- What the task asks
Transcribe verbatim every line from the line containing "Read out every word on this page." to the end of the entries, including both endpoints. Output nothing beyond those lines.

- Data provided
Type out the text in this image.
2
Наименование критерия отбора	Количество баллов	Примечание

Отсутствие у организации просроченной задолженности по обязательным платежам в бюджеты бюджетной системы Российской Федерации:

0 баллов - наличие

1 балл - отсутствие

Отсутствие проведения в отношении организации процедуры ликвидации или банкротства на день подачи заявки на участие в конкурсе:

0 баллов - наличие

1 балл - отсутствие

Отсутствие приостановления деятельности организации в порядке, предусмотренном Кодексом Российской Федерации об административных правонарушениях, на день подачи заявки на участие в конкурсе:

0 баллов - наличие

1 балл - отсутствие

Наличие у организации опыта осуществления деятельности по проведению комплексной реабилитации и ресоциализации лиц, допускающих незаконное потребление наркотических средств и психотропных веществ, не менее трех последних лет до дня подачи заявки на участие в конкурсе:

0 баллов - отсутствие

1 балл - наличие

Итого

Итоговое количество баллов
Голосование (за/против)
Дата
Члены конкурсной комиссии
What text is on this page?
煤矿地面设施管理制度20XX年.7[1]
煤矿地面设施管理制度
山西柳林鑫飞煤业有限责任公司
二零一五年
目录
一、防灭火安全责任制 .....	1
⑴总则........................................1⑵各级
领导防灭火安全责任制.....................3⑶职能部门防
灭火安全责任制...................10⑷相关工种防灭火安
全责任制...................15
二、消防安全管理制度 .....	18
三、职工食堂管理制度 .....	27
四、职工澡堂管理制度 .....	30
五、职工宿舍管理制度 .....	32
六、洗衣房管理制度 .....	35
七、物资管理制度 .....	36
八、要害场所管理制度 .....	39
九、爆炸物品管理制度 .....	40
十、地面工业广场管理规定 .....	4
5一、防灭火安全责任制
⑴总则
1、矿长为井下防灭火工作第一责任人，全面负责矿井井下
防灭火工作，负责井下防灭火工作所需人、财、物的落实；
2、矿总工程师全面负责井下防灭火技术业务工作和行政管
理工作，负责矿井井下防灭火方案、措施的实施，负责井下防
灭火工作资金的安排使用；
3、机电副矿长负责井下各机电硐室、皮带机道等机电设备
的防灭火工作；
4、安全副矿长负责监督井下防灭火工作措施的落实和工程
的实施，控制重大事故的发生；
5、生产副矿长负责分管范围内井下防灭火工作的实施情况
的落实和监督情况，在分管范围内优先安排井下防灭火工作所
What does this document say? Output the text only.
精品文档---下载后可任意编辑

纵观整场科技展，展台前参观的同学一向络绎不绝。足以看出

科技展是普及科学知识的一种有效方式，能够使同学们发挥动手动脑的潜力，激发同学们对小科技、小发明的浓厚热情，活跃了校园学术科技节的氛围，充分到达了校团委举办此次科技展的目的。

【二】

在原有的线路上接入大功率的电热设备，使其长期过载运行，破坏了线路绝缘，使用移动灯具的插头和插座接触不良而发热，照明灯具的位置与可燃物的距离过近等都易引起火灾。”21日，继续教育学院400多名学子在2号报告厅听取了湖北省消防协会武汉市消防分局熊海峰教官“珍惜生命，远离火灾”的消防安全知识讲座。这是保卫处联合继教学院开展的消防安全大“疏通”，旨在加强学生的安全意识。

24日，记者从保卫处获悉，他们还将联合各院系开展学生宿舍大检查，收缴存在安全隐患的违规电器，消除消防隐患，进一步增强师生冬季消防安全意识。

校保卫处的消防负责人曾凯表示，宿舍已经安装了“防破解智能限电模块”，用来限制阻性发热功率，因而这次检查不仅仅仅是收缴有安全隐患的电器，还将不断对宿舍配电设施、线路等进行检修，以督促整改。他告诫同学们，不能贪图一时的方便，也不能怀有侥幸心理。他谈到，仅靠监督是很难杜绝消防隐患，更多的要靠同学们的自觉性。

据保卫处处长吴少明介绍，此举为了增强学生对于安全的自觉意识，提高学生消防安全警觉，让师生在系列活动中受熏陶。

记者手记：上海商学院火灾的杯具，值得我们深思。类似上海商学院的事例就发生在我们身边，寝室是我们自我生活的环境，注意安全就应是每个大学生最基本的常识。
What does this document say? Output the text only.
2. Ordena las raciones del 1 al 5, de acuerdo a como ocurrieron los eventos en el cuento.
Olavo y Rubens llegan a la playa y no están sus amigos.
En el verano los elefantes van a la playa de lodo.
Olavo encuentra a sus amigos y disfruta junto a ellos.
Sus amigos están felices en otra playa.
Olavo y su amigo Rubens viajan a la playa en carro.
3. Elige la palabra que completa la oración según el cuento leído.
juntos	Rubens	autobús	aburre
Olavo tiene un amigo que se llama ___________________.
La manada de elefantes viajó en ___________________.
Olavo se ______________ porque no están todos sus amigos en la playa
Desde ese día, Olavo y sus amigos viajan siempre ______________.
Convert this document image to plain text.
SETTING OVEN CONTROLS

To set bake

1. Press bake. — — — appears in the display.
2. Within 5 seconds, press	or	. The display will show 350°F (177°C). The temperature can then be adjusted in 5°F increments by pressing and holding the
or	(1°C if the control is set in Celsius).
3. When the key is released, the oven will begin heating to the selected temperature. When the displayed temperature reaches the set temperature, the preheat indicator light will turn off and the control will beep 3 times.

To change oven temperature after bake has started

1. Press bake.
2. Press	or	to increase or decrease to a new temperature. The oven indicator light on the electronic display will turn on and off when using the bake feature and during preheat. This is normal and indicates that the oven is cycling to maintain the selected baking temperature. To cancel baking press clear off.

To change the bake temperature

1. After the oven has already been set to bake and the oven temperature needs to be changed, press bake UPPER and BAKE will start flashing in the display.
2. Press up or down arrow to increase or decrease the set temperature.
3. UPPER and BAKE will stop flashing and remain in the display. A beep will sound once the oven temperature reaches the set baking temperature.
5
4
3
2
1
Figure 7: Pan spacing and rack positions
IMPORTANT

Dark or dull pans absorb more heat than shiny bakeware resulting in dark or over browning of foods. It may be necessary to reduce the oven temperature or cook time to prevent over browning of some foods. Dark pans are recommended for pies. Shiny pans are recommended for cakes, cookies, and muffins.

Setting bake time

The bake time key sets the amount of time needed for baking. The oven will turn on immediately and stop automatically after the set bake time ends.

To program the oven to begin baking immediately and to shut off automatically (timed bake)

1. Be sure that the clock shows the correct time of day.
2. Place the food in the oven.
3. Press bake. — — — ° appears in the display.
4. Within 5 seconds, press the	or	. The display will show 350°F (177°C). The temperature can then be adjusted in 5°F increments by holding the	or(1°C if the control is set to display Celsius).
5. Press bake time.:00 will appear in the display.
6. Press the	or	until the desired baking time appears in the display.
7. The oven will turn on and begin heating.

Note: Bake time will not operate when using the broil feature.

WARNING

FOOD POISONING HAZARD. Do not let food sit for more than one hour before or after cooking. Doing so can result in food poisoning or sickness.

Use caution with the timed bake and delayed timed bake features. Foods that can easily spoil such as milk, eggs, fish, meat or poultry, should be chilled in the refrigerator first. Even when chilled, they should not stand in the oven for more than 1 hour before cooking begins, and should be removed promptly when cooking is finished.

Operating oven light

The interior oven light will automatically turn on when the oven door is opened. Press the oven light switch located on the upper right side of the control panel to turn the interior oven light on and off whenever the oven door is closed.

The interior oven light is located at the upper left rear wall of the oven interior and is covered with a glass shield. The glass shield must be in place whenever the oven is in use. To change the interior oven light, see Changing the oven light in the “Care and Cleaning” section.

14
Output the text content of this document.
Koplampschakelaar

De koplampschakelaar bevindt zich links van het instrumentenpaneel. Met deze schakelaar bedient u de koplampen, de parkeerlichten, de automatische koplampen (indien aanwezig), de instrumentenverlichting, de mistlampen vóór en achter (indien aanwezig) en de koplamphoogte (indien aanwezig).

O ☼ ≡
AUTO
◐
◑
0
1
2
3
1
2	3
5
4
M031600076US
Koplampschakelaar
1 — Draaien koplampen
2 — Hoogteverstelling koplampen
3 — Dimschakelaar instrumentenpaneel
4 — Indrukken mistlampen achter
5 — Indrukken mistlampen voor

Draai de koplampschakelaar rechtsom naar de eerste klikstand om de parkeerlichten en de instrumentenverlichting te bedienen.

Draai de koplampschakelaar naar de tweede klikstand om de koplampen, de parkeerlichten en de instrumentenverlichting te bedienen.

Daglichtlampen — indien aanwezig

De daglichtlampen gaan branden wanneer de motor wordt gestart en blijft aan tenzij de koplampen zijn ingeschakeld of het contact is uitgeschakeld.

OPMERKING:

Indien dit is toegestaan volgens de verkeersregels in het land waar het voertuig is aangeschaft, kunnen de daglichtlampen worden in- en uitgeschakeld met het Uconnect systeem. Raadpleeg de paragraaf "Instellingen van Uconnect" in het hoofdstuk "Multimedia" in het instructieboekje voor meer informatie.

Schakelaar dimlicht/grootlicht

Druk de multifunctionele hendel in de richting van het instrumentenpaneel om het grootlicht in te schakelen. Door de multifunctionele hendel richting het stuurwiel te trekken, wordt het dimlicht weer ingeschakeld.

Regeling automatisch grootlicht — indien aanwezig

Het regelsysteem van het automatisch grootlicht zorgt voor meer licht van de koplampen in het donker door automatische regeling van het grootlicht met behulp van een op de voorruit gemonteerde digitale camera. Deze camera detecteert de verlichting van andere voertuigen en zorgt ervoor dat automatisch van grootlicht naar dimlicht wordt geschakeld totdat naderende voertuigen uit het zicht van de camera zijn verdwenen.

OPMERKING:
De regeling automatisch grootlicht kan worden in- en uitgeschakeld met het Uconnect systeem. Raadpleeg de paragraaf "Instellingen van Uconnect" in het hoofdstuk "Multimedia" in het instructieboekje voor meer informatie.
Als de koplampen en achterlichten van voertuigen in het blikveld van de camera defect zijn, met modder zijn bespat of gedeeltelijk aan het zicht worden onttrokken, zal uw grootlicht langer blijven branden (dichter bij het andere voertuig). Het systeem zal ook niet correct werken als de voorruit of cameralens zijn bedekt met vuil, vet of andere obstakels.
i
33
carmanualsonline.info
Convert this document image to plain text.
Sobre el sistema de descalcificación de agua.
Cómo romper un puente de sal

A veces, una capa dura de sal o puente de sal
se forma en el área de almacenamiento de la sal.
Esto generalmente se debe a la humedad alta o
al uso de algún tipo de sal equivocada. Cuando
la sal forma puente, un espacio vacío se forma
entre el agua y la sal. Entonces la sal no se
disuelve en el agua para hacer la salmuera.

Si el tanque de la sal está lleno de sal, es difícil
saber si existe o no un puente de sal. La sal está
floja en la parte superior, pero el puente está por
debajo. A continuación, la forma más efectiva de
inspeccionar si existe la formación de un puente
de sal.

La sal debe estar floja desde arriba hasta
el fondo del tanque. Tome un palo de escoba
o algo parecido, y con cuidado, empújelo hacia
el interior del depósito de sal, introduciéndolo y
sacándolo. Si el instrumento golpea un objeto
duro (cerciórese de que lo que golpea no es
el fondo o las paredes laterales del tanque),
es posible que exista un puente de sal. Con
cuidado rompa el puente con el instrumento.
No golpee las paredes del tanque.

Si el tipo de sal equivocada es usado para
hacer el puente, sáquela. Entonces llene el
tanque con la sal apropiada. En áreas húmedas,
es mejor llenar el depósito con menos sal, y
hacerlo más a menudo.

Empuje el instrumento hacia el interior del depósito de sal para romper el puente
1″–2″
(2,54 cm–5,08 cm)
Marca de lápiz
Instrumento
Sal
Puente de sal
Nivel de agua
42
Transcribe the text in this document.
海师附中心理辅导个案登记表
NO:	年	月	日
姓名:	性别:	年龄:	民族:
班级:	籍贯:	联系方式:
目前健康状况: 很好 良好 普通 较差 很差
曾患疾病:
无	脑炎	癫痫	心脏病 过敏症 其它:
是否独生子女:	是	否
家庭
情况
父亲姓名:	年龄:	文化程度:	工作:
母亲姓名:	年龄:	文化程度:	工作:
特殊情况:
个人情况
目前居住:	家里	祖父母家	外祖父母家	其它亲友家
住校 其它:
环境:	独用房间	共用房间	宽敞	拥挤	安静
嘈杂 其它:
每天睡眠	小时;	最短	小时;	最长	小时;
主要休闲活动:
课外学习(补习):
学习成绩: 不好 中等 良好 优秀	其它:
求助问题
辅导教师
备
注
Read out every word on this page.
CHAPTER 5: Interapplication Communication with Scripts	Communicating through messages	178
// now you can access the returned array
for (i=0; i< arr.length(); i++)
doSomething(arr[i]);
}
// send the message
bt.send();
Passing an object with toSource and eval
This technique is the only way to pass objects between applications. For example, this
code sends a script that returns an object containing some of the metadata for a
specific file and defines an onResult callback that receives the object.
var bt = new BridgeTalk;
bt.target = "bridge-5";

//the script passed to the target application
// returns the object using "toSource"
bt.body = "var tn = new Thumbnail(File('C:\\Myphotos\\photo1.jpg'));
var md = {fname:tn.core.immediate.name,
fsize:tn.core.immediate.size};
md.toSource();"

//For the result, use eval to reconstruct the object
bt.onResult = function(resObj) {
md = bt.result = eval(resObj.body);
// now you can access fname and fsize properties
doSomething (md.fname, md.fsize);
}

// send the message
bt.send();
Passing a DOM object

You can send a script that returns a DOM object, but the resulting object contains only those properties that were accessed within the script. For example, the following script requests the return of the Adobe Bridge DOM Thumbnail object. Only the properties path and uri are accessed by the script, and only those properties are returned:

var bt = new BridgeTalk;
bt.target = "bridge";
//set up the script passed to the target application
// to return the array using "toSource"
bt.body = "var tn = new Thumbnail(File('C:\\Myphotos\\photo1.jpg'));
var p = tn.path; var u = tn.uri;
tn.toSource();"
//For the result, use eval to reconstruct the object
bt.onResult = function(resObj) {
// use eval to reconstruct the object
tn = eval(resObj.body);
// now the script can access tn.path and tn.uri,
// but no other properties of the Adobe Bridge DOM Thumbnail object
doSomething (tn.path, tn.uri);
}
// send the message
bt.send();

- Complete output
Read out every word on this page.
CHAPTER 5: Interapplication Communication with Scripts	Communicating through messages	178
// now you can access the returned array
for (i=0; i< arr.length(); i++)
doSomething(arr[i]);
}
// send the message
bt.send();
Passing an object with toSource and eval
This technique is the only way to pass objects between applications. For example, this
code sends a script that returns an object containing some of the metadata for a
specific file and defines an onResult callback that receives the object.
var bt = new BridgeTalk;
bt.target = "bridge-5";

//the script passed to the target application
// returns the object using "toSource"
bt.body = "var tn = new Thumbnail(File('C:\\Myphotos\\photo1.jpg'));
var md = {fname:tn.core.immediate.name,
fsize:tn.core.immediate.size};
md.toSource();"

//For the result, use eval to reconstruct the object
bt.onResult = function(resObj) {
md = bt.result = eval(resObj.body);
// now you can access fname and fsize properties
doSomething (md.fname, md.fsize);
}

// send the message
bt.send();
Passing a DOM object

You can send a script that returns a DOM object, but the resulting object contains only those properties that were accessed within the script. For example, the following script requests the return of the Adobe Bridge DOM Thumbnail object. Only the properties path and uri are accessed by the script, and only those properties are returned:

var bt = new BridgeTalk;
bt.target = "bridge";
//set up the script passed to the target application
// to return the array using "toSource"
bt.body = "var tn = new Thumbnail(File('C:\\Myphotos\\photo1.jpg'));
var p = tn.path; var u = tn.uri;
tn.toSource();"
//For the result, use eval to reconstruct the object
bt.onResult = function(resObj) {
// use eval to reconstruct the object
tn = eval(resObj.body);
// now the script can access tn.path and tn.uri,
// but no other properties of the Adobe Bridge DOM Thumbnail object
doSomething (tn.path, tn.uri);
}
// send the message
bt.send();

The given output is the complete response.